## start MATERIAL SHOWN
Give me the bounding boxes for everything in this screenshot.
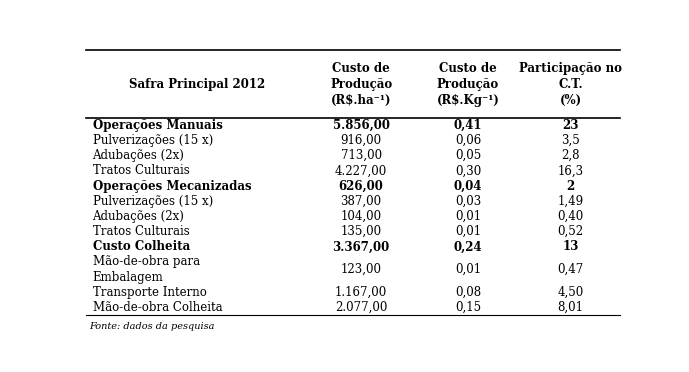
Text: Custo Colheita: Custo Colheita	[92, 240, 189, 253]
Text: Transporte Interno: Transporte Interno	[92, 286, 207, 299]
Text: Custo de
Produção
(R$.Kg⁻¹): Custo de Produção (R$.Kg⁻¹)	[436, 61, 500, 106]
Text: 387,00: 387,00	[340, 195, 382, 208]
Text: 0,47: 0,47	[557, 263, 584, 276]
Text: Adubações (2x): Adubações (2x)	[92, 149, 185, 162]
Text: 3,5: 3,5	[562, 134, 580, 147]
Text: Pulverizações (15 x): Pulverizações (15 x)	[92, 195, 213, 208]
Text: Custo de
Produção
(R$.ha⁻¹): Custo de Produção (R$.ha⁻¹)	[330, 61, 392, 106]
Text: 0,01: 0,01	[455, 263, 481, 276]
Text: 104,00: 104,00	[340, 210, 382, 223]
Text: 8,01: 8,01	[557, 301, 584, 314]
Text: Operações Mecanizadas: Operações Mecanizadas	[92, 180, 251, 193]
Text: 1,49: 1,49	[557, 195, 584, 208]
Text: 0,08: 0,08	[455, 286, 481, 299]
Text: 4.227,00: 4.227,00	[335, 164, 387, 177]
Text: 0,05: 0,05	[455, 149, 481, 162]
Text: 16,3: 16,3	[557, 164, 584, 177]
Text: Fonte: dados da pesquisa: Fonte: dados da pesquisa	[89, 323, 214, 331]
Text: 0,15: 0,15	[455, 301, 481, 314]
Text: Operações Manuais: Operações Manuais	[92, 119, 223, 132]
Text: Safra Principal 2012: Safra Principal 2012	[129, 77, 265, 90]
Text: 135,00: 135,00	[340, 225, 382, 238]
Text: Tratos Culturais: Tratos Culturais	[92, 225, 189, 238]
Text: 0,24: 0,24	[453, 240, 482, 253]
Text: 5.856,00: 5.856,00	[333, 119, 389, 132]
Text: 2: 2	[566, 180, 575, 193]
Text: 0,40: 0,40	[557, 210, 584, 223]
Text: 13: 13	[562, 240, 579, 253]
Text: Adubações (2x): Adubações (2x)	[92, 210, 185, 223]
Text: 4,50: 4,50	[557, 286, 584, 299]
Text: 0,03: 0,03	[455, 195, 481, 208]
Text: 0,01: 0,01	[455, 225, 481, 238]
Text: 0,30: 0,30	[455, 164, 481, 177]
Text: 2,8: 2,8	[562, 149, 580, 162]
Text: Tratos Culturais: Tratos Culturais	[92, 164, 189, 177]
Text: 626,00: 626,00	[339, 180, 384, 193]
Text: 2.077,00: 2.077,00	[335, 301, 387, 314]
Text: Pulverizações (15 x): Pulverizações (15 x)	[92, 134, 213, 147]
Text: 713,00: 713,00	[340, 149, 382, 162]
Text: 3.367,00: 3.367,00	[333, 240, 390, 253]
Text: 0,52: 0,52	[557, 225, 584, 238]
Text: 1.167,00: 1.167,00	[335, 286, 387, 299]
Text: 0,01: 0,01	[455, 210, 481, 223]
Text: 916,00: 916,00	[340, 134, 382, 147]
Text: 23: 23	[562, 119, 579, 132]
Text: Mão-de-obra para
Embalagem: Mão-de-obra para Embalagem	[92, 255, 200, 284]
Text: 0,04: 0,04	[453, 180, 482, 193]
Text: 0,41: 0,41	[453, 119, 482, 132]
Text: 0,06: 0,06	[455, 134, 481, 147]
Text: Participação no
C.T.
(%): Participação no C.T. (%)	[520, 61, 622, 106]
Text: 123,00: 123,00	[340, 263, 382, 276]
Text: Mão-de-obra Colheita: Mão-de-obra Colheita	[92, 301, 222, 314]
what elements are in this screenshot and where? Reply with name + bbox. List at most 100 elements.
## end MATERIAL SHOWN
WHAT THE TASK REQUIRES:
Reproduce the material above line for line without changing any character, and leave out the pictures.

ANSWER IN FULL:
Give me the bounding boxes for everything in this screenshot.
Text: Custo Colheita: Custo Colheita	[92, 240, 189, 253]
Text: Transporte Interno: Transporte Interno	[92, 286, 207, 299]
Text: Custo de
Produção
(R$.Kg⁻¹): Custo de Produção (R$.Kg⁻¹)	[436, 61, 500, 106]
Text: 387,00: 387,00	[340, 195, 382, 208]
Text: 0,47: 0,47	[557, 263, 584, 276]
Text: Adubações (2x): Adubações (2x)	[92, 149, 185, 162]
Text: 3,5: 3,5	[562, 134, 580, 147]
Text: Pulverizações (15 x): Pulverizações (15 x)	[92, 195, 213, 208]
Text: Custo de
Produção
(R$.ha⁻¹): Custo de Produção (R$.ha⁻¹)	[330, 61, 392, 106]
Text: 0,01: 0,01	[455, 263, 481, 276]
Text: 104,00: 104,00	[340, 210, 382, 223]
Text: 8,01: 8,01	[557, 301, 584, 314]
Text: Operações Mecanizadas: Operações Mecanizadas	[92, 180, 251, 193]
Text: 1,49: 1,49	[557, 195, 584, 208]
Text: 0,08: 0,08	[455, 286, 481, 299]
Text: 4.227,00: 4.227,00	[335, 164, 387, 177]
Text: 0,05: 0,05	[455, 149, 481, 162]
Text: 16,3: 16,3	[557, 164, 584, 177]
Text: Fonte: dados da pesquisa: Fonte: dados da pesquisa	[89, 323, 214, 331]
Text: 0,15: 0,15	[455, 301, 481, 314]
Text: Operações Manuais: Operações Manuais	[92, 119, 223, 132]
Text: Safra Principal 2012: Safra Principal 2012	[129, 77, 265, 90]
Text: 135,00: 135,00	[340, 225, 382, 238]
Text: Tratos Culturais: Tratos Culturais	[92, 225, 189, 238]
Text: 0,24: 0,24	[453, 240, 482, 253]
Text: 5.856,00: 5.856,00	[333, 119, 389, 132]
Text: 2: 2	[566, 180, 575, 193]
Text: 0,40: 0,40	[557, 210, 584, 223]
Text: 13: 13	[562, 240, 579, 253]
Text: Adubações (2x): Adubações (2x)	[92, 210, 185, 223]
Text: 4,50: 4,50	[557, 286, 584, 299]
Text: 0,03: 0,03	[455, 195, 481, 208]
Text: 0,01: 0,01	[455, 225, 481, 238]
Text: 0,30: 0,30	[455, 164, 481, 177]
Text: 2,8: 2,8	[562, 149, 580, 162]
Text: Tratos Culturais: Tratos Culturais	[92, 164, 189, 177]
Text: 626,00: 626,00	[339, 180, 384, 193]
Text: 2.077,00: 2.077,00	[335, 301, 387, 314]
Text: Pulverizações (15 x): Pulverizações (15 x)	[92, 134, 213, 147]
Text: 713,00: 713,00	[340, 149, 382, 162]
Text: 3.367,00: 3.367,00	[333, 240, 390, 253]
Text: 0,52: 0,52	[557, 225, 584, 238]
Text: 1.167,00: 1.167,00	[335, 286, 387, 299]
Text: 0,01: 0,01	[455, 210, 481, 223]
Text: 916,00: 916,00	[340, 134, 382, 147]
Text: 23: 23	[562, 119, 579, 132]
Text: Mão-de-obra para
Embalagem: Mão-de-obra para Embalagem	[92, 255, 200, 284]
Text: 0,04: 0,04	[453, 180, 482, 193]
Text: 0,41: 0,41	[453, 119, 482, 132]
Text: 0,06: 0,06	[455, 134, 481, 147]
Text: Participação no
C.T.
(%): Participação no C.T. (%)	[520, 61, 622, 106]
Text: 123,00: 123,00	[340, 263, 382, 276]
Text: Mão-de-obra Colheita: Mão-de-obra Colheita	[92, 301, 222, 314]
what elements are in this screenshot and where? Reply with name + bbox. List at most 100 elements.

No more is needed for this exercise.